### [WHAT TO PRODUCE]
Find the string "JSON" in the data, then copy every line where it is found.

### [INPUT DATA]

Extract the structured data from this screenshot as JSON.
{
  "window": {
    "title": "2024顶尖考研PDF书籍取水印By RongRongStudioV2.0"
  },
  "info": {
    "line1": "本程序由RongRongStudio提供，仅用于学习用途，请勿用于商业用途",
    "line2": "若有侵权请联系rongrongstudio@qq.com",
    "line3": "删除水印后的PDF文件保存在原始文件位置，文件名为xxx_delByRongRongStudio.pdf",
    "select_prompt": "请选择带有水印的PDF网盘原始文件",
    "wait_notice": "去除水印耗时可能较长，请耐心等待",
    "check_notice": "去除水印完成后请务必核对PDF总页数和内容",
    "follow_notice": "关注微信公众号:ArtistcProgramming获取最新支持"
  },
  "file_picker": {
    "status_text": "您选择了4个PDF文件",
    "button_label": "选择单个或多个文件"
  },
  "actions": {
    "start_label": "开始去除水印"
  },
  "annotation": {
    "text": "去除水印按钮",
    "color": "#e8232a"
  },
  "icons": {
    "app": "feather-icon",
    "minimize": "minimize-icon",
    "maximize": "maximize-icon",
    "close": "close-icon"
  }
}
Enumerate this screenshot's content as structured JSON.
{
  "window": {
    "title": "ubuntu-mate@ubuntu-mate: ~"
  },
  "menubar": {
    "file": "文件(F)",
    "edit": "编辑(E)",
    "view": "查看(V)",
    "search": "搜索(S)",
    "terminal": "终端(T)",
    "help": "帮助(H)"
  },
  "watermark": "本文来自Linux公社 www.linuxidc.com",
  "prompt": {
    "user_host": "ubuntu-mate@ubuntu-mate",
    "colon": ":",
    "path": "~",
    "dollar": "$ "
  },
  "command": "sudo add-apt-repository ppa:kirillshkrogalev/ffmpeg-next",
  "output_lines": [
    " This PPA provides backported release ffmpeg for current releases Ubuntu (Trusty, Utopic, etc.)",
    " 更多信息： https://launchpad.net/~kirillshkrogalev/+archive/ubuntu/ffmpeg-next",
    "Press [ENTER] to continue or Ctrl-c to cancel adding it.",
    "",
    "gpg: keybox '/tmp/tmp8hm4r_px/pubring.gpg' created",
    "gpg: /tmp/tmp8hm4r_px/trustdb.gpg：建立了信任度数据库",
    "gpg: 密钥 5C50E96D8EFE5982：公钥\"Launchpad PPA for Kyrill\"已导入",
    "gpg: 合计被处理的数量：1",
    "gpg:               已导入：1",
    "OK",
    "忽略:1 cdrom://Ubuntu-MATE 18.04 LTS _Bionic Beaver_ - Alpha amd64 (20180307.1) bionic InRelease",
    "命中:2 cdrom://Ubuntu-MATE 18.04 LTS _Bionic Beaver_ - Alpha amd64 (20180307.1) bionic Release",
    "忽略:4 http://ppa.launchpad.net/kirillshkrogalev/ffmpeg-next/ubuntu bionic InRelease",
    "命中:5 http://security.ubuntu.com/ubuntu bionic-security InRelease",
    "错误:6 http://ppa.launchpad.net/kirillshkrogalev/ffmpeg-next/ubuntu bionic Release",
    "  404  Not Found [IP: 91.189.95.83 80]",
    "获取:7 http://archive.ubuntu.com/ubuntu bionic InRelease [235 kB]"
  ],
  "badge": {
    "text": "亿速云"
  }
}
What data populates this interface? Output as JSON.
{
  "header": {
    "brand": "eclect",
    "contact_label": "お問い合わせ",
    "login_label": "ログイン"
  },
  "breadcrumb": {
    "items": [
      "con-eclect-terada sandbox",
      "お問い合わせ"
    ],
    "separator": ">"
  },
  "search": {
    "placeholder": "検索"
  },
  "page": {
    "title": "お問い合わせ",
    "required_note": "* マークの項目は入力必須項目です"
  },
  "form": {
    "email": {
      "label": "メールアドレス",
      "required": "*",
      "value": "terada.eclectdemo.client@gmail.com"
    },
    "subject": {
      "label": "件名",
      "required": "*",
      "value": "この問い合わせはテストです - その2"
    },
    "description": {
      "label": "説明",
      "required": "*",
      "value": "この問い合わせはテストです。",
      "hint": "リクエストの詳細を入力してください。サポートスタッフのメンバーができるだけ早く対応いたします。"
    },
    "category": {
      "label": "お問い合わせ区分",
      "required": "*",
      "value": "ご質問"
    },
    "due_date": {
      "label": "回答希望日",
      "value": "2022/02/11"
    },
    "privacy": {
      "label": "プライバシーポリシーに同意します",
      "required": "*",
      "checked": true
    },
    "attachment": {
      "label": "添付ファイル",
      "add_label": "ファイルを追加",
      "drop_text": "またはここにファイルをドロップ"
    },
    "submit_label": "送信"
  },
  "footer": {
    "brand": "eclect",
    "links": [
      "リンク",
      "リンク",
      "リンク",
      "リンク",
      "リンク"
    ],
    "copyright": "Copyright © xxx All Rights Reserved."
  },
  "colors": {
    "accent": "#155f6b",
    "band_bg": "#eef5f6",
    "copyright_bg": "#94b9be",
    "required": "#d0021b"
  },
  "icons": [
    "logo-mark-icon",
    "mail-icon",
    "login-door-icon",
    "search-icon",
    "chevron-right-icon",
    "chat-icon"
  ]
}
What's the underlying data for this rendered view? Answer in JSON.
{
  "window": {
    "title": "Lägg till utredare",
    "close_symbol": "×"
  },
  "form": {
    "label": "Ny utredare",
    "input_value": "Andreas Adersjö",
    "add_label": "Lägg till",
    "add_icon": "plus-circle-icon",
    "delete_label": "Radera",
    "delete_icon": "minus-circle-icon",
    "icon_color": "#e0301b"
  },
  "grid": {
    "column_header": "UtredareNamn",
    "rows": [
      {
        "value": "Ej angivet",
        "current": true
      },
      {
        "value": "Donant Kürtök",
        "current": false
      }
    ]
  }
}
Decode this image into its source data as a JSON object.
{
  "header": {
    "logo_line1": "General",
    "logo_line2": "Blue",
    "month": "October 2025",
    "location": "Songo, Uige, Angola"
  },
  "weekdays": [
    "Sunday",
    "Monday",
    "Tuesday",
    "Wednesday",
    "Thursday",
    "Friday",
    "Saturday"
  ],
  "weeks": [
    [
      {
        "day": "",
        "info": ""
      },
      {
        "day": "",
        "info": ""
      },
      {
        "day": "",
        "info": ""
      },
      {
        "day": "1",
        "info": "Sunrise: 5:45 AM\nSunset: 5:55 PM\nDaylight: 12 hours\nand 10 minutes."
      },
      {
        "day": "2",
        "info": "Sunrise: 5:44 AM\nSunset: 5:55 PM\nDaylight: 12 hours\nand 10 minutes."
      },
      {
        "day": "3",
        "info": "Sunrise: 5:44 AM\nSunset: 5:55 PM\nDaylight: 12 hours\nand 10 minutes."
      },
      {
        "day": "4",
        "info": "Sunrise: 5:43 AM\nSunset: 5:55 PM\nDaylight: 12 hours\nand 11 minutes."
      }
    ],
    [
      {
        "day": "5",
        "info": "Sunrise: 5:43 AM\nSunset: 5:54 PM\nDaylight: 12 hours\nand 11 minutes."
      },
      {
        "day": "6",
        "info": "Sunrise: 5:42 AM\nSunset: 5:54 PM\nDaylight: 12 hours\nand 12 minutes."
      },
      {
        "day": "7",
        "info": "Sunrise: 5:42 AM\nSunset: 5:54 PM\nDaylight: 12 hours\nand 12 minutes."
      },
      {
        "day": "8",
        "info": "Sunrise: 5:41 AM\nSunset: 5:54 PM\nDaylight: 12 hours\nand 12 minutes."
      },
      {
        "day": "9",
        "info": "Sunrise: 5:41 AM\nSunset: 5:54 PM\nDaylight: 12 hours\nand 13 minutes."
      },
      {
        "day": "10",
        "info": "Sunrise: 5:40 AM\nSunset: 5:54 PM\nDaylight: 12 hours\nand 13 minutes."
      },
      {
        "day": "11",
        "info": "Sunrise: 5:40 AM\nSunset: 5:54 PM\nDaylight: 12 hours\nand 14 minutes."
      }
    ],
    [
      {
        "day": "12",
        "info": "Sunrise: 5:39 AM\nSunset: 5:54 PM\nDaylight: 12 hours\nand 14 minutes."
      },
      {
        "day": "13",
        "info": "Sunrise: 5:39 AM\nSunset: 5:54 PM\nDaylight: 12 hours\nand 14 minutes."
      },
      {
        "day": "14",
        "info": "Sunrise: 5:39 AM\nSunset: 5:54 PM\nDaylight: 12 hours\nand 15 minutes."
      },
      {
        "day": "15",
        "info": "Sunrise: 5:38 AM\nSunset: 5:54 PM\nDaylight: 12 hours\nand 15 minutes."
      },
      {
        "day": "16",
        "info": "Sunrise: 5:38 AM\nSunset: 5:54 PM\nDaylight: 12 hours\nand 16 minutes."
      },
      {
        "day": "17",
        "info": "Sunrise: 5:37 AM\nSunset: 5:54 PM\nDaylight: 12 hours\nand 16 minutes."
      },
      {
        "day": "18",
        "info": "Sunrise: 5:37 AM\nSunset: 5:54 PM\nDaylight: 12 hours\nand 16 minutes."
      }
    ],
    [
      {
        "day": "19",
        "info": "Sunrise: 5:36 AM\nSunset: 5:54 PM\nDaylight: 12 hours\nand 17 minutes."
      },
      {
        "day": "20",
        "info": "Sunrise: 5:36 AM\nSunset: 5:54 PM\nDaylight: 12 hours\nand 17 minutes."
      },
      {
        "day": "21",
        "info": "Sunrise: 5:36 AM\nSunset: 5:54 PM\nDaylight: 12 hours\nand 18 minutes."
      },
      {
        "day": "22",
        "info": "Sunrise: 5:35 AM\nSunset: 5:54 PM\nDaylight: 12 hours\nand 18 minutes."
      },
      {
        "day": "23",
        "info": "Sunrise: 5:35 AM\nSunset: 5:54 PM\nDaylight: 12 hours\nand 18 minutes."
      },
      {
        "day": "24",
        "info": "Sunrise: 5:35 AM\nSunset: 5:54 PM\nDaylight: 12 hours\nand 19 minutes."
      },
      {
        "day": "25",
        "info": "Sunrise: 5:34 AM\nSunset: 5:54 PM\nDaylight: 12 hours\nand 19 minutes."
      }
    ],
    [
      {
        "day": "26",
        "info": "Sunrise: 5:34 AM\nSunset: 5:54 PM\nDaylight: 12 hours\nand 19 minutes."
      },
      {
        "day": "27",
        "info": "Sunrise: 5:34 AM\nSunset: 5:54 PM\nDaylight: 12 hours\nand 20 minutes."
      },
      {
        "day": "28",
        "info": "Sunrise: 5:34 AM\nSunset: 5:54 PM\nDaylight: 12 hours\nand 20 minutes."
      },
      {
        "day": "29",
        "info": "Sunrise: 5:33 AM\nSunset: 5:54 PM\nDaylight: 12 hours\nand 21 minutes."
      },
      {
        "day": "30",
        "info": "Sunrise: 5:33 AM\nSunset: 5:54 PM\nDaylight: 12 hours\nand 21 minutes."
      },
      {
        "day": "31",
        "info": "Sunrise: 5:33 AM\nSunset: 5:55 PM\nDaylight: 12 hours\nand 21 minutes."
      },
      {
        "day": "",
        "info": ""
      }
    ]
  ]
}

### [EXERCISE RESULT]
Extract the structured data from this screenshot as JSON.
Enumerate this screenshot's content as structured JSON.
What data populates this interface? Output as JSON.
What's the underlying data for this rendered view? Answer in JSON.
Decode this image into its source data as a JSON object.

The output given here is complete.